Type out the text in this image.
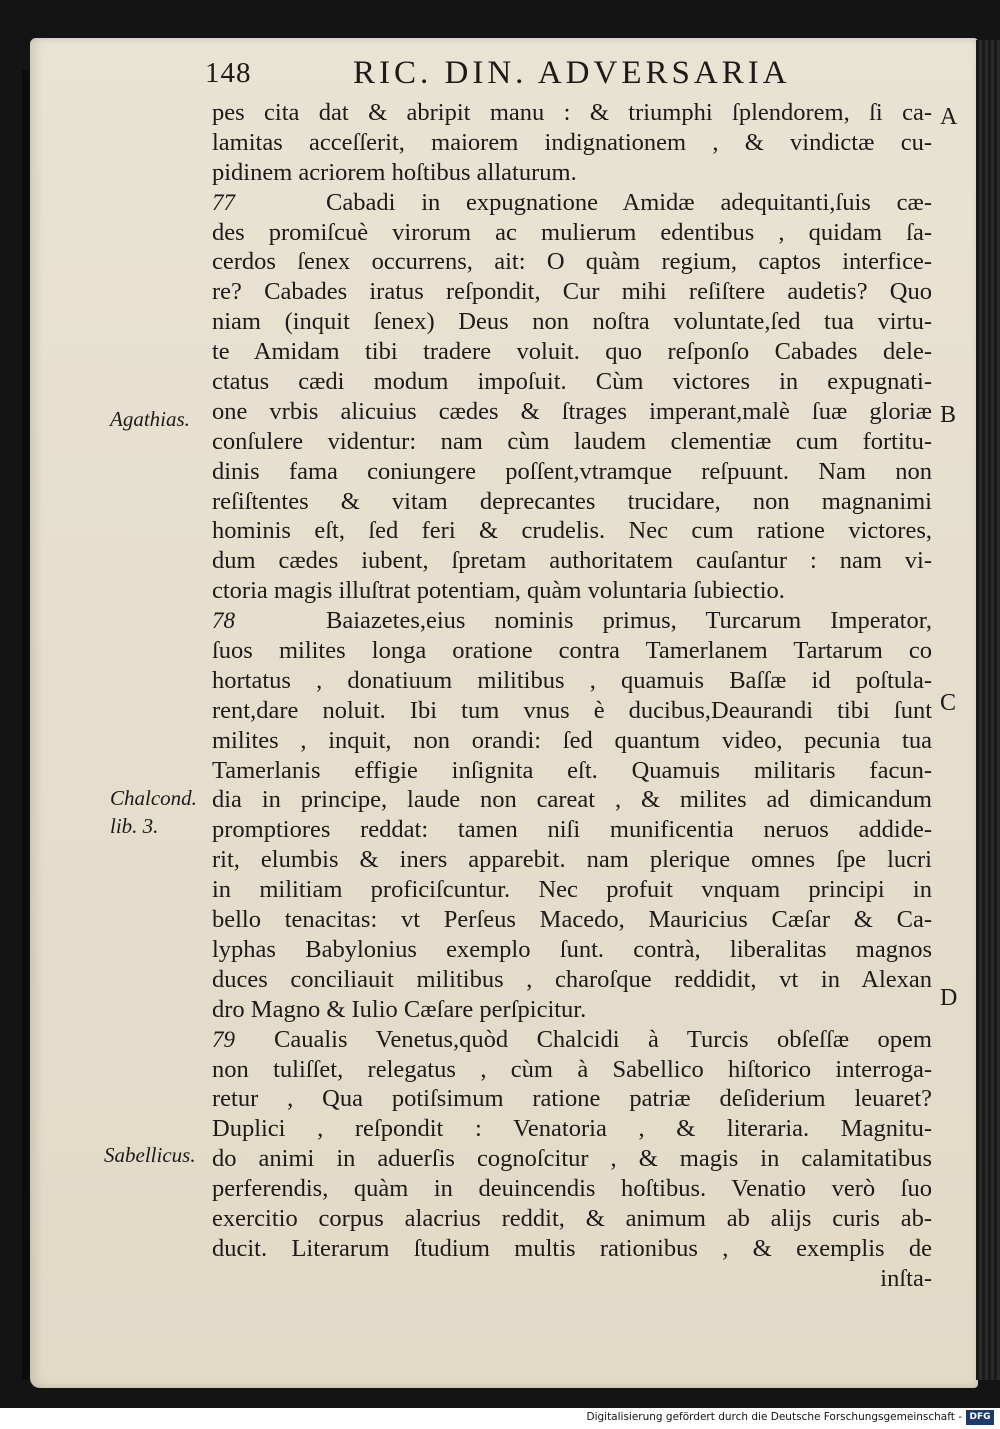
148	RIC. DIN. ADVERSARIA
pes cita dat & abripit manu : & triumphi ſplendorem, ſi ca-
lamitas acceſſerit, maiorem indignationem , & vindictæ cu-
pidinem acriorem hoſtibus allaturum.
77	Cabadi in expugnatione Amidæ adequitanti,ſuis cæ-
des promiſcuè virorum ac mulierum edentibus , quidam ſa-
cerdos ſenex occurrens, ait: O quàm regium, captos interfice-
re? Cabades iratus reſpondit, Cur mihi reſiſtere audetis? Quo
niam (inquit ſenex) Deus non noſtra voluntate,ſed tua virtu-
te Amidam tibi tradere voluit. quo reſponſo Cabades dele-
ctatus cædi modum impoſuit. Cùm victores in expugnati-
one vrbis alicuius cædes & ſtrages imperant,malè ſuæ gloriæ
conſulere videntur: nam cùm laudem clementiæ cum fortitu-
dinis fama coniungere poſſent,vtramque reſpuunt. Nam non
reſiſtentes & vitam deprecantes trucidare, non magnanimi
hominis eſt, ſed feri & crudelis. Nec cum ratione victores,
dum cædes iubent, ſpretam authoritatem cauſantur : nam vi-
ctoria magis illuſtrat potentiam, quàm voluntaria ſubiectio.
78	Baiazetes,eius nominis primus, Turcarum Imperator,
ſuos milites longa oratione contra Tamerlanem Tartarum co
hortatus , donatiuum militibus , quamuis Baſſæ id poſtula-
rent,dare noluit. Ibi tum vnus è ducibus,Deaurandi tibi ſunt
milites , inquit, non orandi: ſed quantum video, pecunia tua
Tamerlanis effigie inſignita eſt. Quamuis militaris facun-
dia in principe, laude non careat , & milites ad dimicandum
promptiores reddat: tamen niſi munificentia neruos addide-
rit, elumbis & iners apparebit. nam plerique omnes ſpe lucri
in militiam proficiſcuntur. Nec profuit vnquam principi in
bello tenacitas: vt Perſeus Macedo, Mauricius Cæſar & Ca-
lyphas Babylonius exemplo ſunt. contrà, liberalitas magnos
duces conciliauit militibus , charoſque reddidit, vt in Alexan
dro Magno & Iulio Cæſare perſpicitur.
79 Caualis Venetus,quòd Chalcidi à Turcis obſeſſæ opem
non tuliſſet, relegatus , cùm à Sabellico hiſtorico interroga-
retur , Qua potiſsimum ratione patriæ deſiderium leuaret?
Duplici , reſpondit : Venatoria , & literaria. Magnitu-
do animi in aduerſis cognoſcitur , & magis in calamitatibus
perferendis, quàm in deuincendis hoſtibus. Venatio verò ſuo
exercitio corpus alacrius reddit, & animum ab alijs curis ab-
ducit. Literarum ſtudium multis rationibus , & exemplis de
inſta-
Agathias.
Chalcond.
lib. 3.
Sabellicus.
A
B
C
D
Digitalisierung gefördert durch die Deutsche Forschungsgemeinschaft - DFG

▸ STATED GOAL
Review the material and copy each line in which the word "inquit" appears.

▸ RESULT FOR THIS EXERCISE
niam (inquit ſenex) Deus non noſtra voluntate,ſed tua virtu-
milites , inquit, non orandi: ſed quantum video, pecunia tua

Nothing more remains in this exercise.